* Start *
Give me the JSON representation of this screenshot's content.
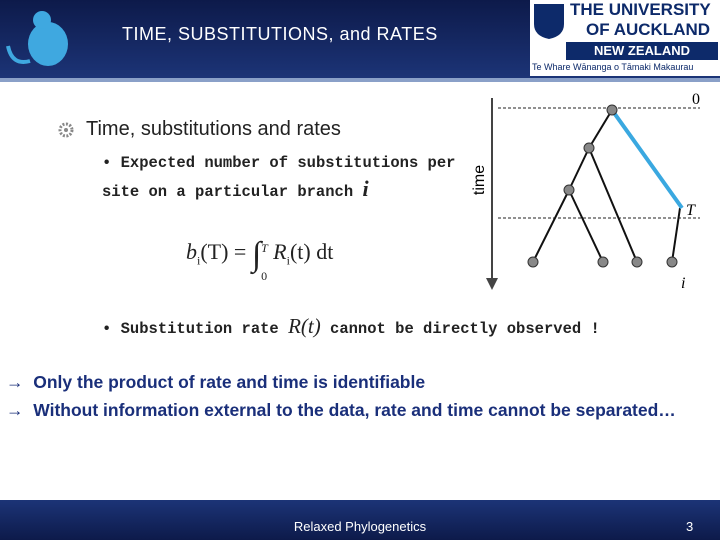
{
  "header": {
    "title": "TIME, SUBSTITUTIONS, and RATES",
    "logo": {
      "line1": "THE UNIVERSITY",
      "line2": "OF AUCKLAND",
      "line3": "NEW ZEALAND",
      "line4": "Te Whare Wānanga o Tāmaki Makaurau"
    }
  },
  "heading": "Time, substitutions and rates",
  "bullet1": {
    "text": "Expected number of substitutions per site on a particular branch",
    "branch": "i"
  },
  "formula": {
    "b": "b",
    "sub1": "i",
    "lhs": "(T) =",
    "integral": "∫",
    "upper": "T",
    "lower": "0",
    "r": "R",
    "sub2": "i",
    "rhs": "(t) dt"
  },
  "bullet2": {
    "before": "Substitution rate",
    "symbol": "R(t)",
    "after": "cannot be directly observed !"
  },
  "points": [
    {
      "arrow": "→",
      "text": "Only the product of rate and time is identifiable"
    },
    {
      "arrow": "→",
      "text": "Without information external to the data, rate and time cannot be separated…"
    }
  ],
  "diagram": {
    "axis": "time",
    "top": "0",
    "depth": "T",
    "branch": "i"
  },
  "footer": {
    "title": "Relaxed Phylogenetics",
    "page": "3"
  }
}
* End *
* Start *
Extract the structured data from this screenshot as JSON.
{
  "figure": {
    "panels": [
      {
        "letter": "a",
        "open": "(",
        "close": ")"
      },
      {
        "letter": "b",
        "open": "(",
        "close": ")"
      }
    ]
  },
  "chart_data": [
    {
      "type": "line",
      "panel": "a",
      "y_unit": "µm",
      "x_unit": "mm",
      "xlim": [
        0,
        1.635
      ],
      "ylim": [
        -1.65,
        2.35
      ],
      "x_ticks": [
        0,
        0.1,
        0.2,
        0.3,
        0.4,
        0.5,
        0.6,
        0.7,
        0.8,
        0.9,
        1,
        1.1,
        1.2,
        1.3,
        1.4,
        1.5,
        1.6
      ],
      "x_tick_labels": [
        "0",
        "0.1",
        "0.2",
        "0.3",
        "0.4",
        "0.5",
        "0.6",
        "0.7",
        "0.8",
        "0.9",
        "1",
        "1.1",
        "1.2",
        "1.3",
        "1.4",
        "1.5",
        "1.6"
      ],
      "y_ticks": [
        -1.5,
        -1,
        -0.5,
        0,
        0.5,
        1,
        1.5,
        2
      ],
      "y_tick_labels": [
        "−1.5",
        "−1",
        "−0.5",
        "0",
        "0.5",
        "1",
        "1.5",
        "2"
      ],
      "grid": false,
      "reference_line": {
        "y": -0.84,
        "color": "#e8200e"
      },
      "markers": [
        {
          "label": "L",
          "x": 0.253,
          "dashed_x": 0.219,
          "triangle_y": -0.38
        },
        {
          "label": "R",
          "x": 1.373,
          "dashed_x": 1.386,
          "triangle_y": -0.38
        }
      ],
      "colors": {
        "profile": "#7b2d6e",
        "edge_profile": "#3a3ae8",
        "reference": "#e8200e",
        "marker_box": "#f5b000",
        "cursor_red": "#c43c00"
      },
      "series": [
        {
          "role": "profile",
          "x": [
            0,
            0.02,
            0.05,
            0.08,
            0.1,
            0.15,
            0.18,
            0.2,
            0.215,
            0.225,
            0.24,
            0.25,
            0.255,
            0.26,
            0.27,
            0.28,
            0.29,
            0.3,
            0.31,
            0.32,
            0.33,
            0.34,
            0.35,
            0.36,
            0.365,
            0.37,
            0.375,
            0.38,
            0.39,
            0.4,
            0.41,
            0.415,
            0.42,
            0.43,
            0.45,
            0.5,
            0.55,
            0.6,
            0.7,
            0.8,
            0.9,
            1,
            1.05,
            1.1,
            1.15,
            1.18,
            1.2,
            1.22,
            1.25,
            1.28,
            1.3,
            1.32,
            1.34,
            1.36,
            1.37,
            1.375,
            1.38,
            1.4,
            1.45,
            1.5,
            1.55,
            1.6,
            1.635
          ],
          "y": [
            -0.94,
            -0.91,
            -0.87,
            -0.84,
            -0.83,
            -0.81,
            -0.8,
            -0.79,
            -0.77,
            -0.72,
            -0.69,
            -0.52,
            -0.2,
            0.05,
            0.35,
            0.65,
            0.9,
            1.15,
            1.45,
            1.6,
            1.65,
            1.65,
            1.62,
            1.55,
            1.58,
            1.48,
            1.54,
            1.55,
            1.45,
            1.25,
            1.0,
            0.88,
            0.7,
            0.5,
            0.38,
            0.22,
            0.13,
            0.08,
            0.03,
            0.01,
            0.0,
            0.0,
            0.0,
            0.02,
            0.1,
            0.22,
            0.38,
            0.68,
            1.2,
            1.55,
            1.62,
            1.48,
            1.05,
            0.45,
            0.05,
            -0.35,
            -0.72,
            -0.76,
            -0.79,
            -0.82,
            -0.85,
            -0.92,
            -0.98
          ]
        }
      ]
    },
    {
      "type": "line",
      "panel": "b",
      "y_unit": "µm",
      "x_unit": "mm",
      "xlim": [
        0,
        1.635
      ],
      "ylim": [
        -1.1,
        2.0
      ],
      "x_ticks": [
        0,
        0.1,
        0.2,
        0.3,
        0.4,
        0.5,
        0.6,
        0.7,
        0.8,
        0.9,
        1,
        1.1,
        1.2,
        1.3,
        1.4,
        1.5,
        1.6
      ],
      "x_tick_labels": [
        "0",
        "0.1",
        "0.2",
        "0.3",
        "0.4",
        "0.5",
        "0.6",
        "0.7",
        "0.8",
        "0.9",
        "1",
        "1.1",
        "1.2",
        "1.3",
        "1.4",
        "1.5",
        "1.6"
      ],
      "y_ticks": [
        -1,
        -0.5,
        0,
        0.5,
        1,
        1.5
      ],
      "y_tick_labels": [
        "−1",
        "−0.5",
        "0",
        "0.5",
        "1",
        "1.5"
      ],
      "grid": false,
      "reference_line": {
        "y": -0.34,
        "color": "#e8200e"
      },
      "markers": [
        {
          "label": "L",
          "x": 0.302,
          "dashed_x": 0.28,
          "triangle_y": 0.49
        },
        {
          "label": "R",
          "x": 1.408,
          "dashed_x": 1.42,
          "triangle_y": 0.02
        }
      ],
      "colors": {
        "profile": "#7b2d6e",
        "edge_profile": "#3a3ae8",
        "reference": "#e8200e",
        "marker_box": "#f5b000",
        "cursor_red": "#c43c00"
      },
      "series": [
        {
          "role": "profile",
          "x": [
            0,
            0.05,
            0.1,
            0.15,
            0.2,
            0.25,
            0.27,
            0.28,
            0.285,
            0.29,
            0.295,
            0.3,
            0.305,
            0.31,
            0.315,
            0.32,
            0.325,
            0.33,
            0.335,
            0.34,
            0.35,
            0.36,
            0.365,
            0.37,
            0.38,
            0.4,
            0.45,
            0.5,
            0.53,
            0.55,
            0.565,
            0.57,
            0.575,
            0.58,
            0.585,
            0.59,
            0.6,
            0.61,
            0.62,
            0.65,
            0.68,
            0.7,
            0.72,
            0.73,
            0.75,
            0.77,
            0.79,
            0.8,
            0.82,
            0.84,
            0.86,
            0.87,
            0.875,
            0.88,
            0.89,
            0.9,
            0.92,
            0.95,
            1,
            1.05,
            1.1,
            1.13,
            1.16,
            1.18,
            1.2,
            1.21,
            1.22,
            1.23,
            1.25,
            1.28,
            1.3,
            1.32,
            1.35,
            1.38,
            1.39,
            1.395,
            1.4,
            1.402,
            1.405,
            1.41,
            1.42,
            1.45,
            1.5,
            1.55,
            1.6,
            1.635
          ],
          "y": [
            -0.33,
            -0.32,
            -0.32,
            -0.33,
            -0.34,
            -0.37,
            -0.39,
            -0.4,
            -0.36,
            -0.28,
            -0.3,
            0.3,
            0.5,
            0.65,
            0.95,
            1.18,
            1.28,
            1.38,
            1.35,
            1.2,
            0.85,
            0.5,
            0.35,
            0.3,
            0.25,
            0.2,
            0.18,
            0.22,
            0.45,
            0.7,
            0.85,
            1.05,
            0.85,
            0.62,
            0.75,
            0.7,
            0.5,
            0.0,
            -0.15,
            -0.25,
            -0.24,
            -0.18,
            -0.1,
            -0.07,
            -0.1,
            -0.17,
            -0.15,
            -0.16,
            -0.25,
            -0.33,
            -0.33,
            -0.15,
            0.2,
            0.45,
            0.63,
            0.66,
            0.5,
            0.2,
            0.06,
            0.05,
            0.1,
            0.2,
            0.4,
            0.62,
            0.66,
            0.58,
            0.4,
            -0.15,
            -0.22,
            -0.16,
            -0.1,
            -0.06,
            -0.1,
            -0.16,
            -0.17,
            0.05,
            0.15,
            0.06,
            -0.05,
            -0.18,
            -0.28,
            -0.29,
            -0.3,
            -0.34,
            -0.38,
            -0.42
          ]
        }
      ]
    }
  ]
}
* End *
§ **What this task involves**:
Which lines contain the word "screenshot"? Copy each one.

§ **Expected answer**:
Give me the JSON representation of this screenshot's content.
Extract the structured data from this screenshot as JSON.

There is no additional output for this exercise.